What the task requires
Which lines hold the string "bottom"? Copy every one of them.

Material
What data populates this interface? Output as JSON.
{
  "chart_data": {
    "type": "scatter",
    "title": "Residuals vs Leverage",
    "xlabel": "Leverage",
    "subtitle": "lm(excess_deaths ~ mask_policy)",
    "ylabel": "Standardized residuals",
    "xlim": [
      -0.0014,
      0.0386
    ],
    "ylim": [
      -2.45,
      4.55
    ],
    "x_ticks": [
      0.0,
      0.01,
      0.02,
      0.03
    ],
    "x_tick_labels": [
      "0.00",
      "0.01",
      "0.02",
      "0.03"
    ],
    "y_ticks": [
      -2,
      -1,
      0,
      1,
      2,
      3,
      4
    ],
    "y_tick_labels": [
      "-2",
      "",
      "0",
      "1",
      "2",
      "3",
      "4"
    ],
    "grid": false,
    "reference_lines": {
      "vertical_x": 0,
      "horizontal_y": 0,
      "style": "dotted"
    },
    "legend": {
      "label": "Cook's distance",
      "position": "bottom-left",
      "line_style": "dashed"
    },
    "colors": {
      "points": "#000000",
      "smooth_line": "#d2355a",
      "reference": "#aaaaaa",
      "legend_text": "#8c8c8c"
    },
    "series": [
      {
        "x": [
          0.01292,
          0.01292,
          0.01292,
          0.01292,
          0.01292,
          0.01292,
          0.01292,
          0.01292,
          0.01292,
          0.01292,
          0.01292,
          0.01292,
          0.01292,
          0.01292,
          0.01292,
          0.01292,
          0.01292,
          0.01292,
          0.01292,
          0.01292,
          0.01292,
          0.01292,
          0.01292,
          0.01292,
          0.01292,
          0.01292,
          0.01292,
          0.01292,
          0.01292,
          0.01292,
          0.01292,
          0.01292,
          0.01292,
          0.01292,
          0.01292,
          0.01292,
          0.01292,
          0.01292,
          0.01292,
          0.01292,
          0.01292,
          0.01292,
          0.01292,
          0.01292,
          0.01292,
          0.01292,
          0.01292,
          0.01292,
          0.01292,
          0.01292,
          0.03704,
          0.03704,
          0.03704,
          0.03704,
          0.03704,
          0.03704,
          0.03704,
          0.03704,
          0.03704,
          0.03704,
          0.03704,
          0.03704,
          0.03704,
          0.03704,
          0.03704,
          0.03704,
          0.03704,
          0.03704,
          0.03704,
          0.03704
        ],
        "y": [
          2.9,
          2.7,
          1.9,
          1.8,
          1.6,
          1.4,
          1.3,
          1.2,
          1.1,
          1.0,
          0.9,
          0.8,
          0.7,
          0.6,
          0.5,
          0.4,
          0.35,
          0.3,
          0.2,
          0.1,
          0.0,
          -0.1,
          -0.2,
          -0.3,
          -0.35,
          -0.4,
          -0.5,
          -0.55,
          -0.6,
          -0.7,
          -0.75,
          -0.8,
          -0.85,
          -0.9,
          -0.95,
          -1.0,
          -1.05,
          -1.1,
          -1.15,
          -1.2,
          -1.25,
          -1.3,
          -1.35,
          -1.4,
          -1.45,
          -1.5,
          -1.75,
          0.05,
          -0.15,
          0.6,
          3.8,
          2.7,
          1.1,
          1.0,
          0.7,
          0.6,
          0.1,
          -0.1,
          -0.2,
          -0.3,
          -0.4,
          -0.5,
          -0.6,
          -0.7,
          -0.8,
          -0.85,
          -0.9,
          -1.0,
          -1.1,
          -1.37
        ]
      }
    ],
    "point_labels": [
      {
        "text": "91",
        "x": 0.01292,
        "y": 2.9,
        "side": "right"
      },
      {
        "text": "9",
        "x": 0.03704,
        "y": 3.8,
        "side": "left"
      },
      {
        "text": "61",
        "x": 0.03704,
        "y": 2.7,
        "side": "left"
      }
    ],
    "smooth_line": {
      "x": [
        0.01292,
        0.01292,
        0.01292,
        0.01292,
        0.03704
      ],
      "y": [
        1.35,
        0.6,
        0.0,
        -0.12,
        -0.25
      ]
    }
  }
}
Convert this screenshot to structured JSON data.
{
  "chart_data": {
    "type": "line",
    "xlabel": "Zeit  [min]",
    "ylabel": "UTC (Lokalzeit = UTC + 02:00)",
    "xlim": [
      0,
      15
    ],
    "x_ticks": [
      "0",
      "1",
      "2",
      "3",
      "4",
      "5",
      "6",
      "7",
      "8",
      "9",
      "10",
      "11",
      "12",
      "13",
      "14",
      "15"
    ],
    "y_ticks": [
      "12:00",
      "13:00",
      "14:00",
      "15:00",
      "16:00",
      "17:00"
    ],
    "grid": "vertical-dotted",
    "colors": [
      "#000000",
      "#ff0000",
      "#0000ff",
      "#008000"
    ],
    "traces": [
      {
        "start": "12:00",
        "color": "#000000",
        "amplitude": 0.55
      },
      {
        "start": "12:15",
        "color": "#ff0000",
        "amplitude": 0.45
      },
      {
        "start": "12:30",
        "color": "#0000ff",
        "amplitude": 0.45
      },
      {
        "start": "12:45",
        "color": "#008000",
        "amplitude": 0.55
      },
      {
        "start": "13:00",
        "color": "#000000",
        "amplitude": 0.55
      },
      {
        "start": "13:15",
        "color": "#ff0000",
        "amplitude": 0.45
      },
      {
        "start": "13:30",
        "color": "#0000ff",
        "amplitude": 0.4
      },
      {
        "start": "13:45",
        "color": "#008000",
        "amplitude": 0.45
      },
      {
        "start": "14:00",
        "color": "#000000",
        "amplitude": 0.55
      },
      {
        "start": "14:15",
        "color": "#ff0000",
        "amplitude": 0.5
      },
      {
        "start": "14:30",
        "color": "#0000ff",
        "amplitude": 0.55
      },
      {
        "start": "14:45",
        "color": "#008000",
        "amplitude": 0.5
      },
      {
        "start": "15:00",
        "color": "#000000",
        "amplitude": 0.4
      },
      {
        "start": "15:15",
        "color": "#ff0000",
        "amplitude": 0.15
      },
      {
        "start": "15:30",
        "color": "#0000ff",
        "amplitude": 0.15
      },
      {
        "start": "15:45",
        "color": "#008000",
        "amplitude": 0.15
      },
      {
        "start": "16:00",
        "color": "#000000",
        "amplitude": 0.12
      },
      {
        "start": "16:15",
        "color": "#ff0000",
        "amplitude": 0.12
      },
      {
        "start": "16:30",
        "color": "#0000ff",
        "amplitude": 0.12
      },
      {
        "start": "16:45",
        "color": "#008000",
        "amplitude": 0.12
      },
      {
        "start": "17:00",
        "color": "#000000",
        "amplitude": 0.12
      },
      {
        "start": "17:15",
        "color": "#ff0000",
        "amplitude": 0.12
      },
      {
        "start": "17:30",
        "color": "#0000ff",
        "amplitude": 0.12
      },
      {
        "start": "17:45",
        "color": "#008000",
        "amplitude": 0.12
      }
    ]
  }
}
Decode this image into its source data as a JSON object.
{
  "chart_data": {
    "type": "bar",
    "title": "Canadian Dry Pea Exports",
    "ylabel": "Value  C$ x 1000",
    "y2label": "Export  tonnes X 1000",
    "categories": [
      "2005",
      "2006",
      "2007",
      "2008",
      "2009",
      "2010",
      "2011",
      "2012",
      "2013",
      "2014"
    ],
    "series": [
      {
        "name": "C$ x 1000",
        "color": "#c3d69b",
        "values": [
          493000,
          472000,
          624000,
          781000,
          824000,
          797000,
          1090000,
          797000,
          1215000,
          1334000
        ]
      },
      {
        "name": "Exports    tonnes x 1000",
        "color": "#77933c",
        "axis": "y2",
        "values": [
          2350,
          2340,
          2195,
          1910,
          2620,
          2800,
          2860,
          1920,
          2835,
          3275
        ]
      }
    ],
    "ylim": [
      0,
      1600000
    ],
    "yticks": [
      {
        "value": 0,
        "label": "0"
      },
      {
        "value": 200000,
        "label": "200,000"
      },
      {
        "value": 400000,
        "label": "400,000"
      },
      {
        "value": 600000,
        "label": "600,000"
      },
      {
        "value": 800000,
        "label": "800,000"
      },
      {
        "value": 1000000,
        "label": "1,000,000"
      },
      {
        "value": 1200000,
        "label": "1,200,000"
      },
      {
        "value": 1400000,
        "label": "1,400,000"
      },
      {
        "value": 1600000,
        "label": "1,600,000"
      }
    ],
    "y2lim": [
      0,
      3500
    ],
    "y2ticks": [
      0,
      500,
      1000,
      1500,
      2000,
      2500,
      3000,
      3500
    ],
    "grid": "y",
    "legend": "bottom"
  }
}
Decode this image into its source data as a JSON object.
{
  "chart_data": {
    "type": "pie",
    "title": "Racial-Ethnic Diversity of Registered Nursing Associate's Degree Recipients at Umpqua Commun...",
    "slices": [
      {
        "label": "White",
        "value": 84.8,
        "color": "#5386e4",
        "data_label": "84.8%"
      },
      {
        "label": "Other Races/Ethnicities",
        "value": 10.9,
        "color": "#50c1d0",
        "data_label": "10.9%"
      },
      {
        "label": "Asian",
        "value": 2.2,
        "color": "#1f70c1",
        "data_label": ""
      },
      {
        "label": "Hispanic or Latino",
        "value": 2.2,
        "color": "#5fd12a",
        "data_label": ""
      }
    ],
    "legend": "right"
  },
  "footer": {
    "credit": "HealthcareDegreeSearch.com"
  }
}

Result of this task
      "position": "bottom-left",
    "legend": "bottom"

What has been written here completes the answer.